**Material shown:**
▽
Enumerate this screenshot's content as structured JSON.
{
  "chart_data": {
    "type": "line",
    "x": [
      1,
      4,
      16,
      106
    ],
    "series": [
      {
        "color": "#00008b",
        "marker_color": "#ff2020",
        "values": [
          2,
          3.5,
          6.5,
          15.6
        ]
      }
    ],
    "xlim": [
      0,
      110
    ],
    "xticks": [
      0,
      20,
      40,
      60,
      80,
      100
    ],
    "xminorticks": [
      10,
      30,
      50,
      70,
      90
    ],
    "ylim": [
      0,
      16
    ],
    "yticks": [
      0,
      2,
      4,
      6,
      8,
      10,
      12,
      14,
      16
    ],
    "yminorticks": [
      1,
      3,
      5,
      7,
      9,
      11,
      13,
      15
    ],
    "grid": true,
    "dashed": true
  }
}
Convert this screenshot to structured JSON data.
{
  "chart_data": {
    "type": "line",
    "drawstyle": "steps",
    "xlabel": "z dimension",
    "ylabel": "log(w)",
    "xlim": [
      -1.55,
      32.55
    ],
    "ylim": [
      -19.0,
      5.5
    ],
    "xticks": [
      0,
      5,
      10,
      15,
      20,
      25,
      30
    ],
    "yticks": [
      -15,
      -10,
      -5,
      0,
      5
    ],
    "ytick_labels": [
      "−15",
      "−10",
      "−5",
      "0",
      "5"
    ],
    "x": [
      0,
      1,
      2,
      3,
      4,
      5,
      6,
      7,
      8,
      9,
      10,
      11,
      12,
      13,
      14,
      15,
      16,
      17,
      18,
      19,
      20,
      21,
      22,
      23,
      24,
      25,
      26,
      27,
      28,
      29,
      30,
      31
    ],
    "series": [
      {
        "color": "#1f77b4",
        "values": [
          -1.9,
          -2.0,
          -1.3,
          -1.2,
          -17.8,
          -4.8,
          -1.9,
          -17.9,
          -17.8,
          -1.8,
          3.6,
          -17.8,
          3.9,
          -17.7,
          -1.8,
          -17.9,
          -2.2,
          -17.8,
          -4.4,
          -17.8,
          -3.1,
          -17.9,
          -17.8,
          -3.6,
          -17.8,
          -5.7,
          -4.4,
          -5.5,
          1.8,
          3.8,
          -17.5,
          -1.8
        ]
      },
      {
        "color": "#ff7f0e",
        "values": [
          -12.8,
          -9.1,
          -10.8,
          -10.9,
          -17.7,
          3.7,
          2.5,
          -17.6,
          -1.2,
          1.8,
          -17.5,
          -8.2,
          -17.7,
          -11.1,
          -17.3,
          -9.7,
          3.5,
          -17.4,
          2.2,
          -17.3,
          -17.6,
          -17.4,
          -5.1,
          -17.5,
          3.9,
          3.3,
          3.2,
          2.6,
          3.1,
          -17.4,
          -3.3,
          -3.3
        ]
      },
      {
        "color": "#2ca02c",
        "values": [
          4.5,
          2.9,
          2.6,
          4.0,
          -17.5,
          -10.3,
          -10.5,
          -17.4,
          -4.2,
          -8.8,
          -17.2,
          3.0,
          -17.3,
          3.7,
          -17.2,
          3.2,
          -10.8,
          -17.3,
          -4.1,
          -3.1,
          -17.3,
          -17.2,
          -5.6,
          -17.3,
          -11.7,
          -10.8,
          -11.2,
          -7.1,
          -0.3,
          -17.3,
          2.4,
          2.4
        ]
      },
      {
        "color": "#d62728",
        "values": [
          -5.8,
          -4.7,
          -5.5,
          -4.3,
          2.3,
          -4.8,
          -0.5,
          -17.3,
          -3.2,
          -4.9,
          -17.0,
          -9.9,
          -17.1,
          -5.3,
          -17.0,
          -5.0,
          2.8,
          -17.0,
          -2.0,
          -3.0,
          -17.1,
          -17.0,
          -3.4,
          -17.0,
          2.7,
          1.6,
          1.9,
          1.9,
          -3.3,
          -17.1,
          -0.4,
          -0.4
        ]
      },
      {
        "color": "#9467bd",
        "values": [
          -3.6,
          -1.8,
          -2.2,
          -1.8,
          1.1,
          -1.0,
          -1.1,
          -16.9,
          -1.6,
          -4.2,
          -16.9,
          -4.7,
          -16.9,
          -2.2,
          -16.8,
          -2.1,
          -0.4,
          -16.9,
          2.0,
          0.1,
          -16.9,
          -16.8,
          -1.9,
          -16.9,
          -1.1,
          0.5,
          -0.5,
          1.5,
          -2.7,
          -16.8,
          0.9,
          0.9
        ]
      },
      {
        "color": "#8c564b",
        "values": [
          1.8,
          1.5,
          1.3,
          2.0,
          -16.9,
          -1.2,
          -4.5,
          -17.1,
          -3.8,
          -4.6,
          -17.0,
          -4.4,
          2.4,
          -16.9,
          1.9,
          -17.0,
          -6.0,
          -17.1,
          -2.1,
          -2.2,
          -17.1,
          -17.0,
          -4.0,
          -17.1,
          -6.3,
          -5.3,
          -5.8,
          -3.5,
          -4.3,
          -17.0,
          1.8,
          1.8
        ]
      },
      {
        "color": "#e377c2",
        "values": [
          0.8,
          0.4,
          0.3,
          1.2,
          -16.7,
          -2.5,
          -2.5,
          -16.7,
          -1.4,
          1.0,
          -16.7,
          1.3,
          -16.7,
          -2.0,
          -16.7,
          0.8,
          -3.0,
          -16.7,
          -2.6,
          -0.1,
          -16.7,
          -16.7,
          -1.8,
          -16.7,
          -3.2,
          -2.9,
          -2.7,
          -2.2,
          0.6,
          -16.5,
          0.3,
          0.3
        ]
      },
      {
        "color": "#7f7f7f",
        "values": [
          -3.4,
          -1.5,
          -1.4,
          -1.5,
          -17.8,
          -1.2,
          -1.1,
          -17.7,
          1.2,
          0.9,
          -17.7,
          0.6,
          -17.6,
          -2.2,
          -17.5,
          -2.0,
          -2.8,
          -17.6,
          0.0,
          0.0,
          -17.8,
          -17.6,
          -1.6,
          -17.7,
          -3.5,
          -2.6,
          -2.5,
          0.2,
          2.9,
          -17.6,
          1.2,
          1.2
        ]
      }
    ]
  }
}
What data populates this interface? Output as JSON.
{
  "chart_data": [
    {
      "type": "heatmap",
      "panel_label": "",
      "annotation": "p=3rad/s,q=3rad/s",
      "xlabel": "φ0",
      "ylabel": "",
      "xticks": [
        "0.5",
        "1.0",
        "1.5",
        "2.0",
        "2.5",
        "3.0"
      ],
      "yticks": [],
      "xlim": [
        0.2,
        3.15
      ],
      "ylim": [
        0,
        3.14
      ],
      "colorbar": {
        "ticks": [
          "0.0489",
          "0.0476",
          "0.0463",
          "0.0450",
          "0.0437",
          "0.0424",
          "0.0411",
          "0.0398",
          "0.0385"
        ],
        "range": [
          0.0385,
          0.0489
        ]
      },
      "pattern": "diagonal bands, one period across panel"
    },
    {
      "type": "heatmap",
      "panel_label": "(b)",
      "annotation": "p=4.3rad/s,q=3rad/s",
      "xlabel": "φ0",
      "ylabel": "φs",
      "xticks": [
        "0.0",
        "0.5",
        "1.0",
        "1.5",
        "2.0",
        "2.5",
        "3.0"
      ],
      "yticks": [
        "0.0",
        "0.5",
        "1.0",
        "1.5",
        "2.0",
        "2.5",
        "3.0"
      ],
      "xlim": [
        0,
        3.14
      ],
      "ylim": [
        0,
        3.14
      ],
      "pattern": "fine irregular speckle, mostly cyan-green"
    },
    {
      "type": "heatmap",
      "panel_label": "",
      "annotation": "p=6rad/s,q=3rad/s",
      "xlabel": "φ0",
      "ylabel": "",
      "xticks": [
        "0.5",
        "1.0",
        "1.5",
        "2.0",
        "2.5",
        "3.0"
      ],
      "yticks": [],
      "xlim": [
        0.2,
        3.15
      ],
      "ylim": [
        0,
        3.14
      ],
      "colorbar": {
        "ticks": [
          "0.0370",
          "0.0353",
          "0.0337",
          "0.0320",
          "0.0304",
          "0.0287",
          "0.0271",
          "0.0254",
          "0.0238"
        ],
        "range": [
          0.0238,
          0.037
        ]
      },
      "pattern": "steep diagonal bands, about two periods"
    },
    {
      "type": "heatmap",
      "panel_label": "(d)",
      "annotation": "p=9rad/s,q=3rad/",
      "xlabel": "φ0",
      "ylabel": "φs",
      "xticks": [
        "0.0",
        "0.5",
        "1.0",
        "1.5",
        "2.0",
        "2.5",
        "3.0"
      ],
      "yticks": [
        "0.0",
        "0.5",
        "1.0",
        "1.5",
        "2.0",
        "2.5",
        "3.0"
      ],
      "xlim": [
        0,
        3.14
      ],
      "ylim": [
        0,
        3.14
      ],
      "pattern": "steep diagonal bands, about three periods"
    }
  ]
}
△
**Direction:**
Using the listing above, pull out all lines that hold the word "pattern".

**Result for this exercise:**
      "pattern": "diagonal bands, one period across panel"
      "pattern": "fine irregular speckle, mostly cyan-green"
      "pattern": "steep diagonal bands, about two periods"
      "pattern": "steep diagonal bands, about three periods"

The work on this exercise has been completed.